Dataset records:
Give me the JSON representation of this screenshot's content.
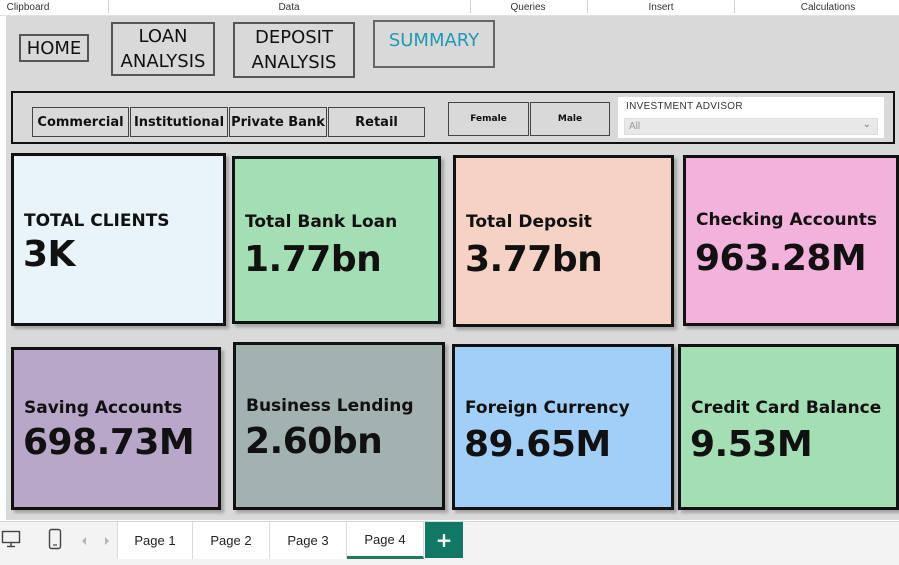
{
  "ribbon": {
    "groups": [
      "Clipboard",
      "Data",
      "Queries",
      "Insert",
      "Calculations"
    ]
  },
  "nav": {
    "home": "HOME",
    "loan": "LOAN ANALYSIS",
    "deposit": "DEPOSIT ANALYSIS",
    "summary": "SUMMARY"
  },
  "slicers": {
    "segments": [
      "Commercial",
      "Institutional",
      "Private Bank",
      "Retail"
    ],
    "genders": [
      "Female",
      "Male"
    ],
    "advisor": {
      "title": "INVESTMENT ADVISOR",
      "value": "All"
    }
  },
  "cards": [
    {
      "label": "TOTAL CLIENTS",
      "value": "3K",
      "color": "#e8f3fa"
    },
    {
      "label": "Total Bank Loan",
      "value": "1.77bn",
      "color": "#a4deb5"
    },
    {
      "label": "Total Deposit",
      "value": "3.77bn",
      "color": "#f6d2c4"
    },
    {
      "label": "Checking Accounts",
      "value": "963.28M",
      "color": "#f3b2dc"
    },
    {
      "label": "Saving Accounts",
      "value": "698.73M",
      "color": "#b8a7c8"
    },
    {
      "label": "Business Lending",
      "value": "2.60bn",
      "color": "#a1b2b0"
    },
    {
      "label": "Foreign Currency",
      "value": "89.65M",
      "color": "#a2cff8"
    },
    {
      "label": "Credit Card Balance",
      "value": "9.53M",
      "color": "#a4deb5"
    }
  ],
  "pages": {
    "tabs": [
      "Page 1",
      "Page 2",
      "Page 3",
      "Page 4"
    ],
    "active": "Page 4",
    "add_label": "+"
  },
  "icons": {
    "desktop": "desktop-icon",
    "mobile": "mobile-icon",
    "prev": "chevron-left-icon",
    "next": "chevron-right-icon"
  }
}
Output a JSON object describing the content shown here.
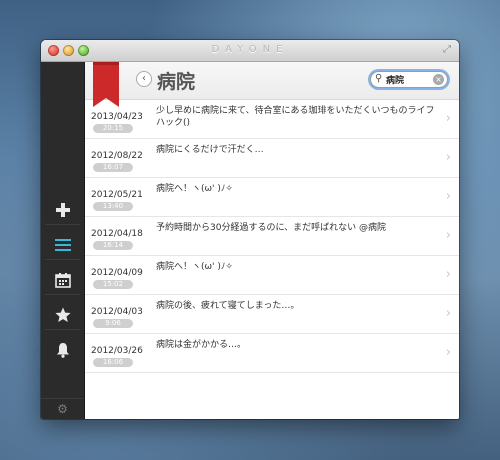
{
  "window": {
    "title": "DAYONE"
  },
  "sidebar": {
    "items": [
      {
        "name": "add",
        "icon": "plus-icon"
      },
      {
        "name": "list",
        "icon": "list-icon",
        "active": true,
        "accent": "#39b7d8"
      },
      {
        "name": "calendar",
        "icon": "calendar-icon"
      },
      {
        "name": "starred",
        "icon": "star-icon"
      },
      {
        "name": "reminders",
        "icon": "bell-icon"
      }
    ],
    "settings_icon": "gear-icon"
  },
  "header": {
    "title": "病院",
    "back_icon": "chevron-left-icon",
    "bookmark_color": "#cc2a2a"
  },
  "search": {
    "value": "病院",
    "icon": "search-icon",
    "clear_icon": "clear-icon"
  },
  "entries": [
    {
      "date": "2013/04/23",
      "time": "20:15",
      "text": "少し早めに病院に来て、待合室にある珈琲をいただくいつものライフハック()"
    },
    {
      "date": "2012/08/22",
      "time": "16:07",
      "text": "病院にくるだけで汗だく…"
    },
    {
      "date": "2012/05/21",
      "time": "13:40",
      "text": "病院へ！ヽ(ω' )ﾉ✧"
    },
    {
      "date": "2012/04/18",
      "time": "16:14",
      "text": "予約時間から30分経過するのに、まだ呼ばれない @病院"
    },
    {
      "date": "2012/04/09",
      "time": "15:02",
      "text": "病院へ！ヽ(ω' )ﾉ✧"
    },
    {
      "date": "2012/04/03",
      "time": "9:06",
      "text": "病院の後、疲れて寝てしまった…。"
    },
    {
      "date": "2012/03/26",
      "time": "16:06",
      "text": "病院は金がかかる…。"
    }
  ]
}
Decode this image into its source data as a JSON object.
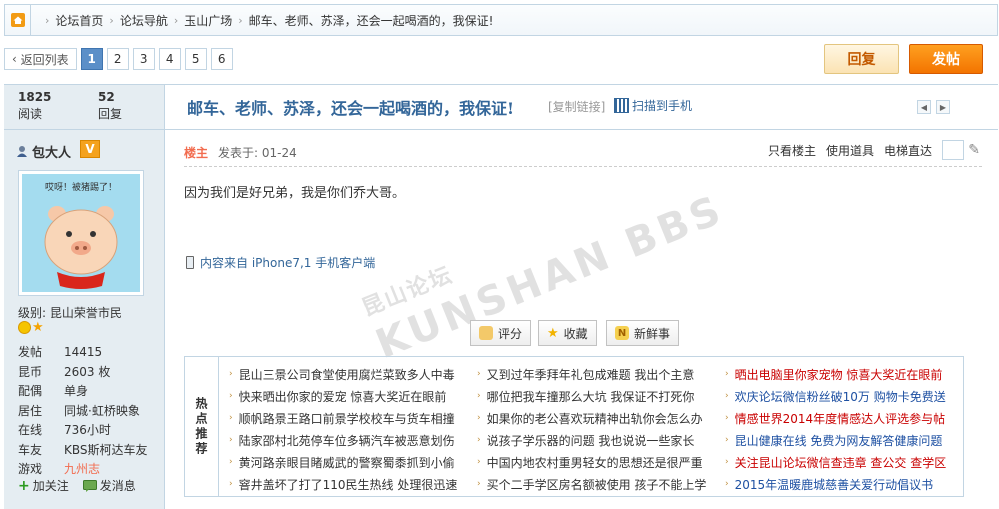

PROBLEM TO WORK ON - In the listing, find each line with the string "date" and copy it.

WRITTEN SOLUTION -
      "date": "2013/04/23",
      "date": "2012/08/22",
      "date": "2012/05/21",
      "date": "2012/04/18",
      "date": "2012/04/09",
      "date": "2012/04/03",
      "date": "2012/03/26",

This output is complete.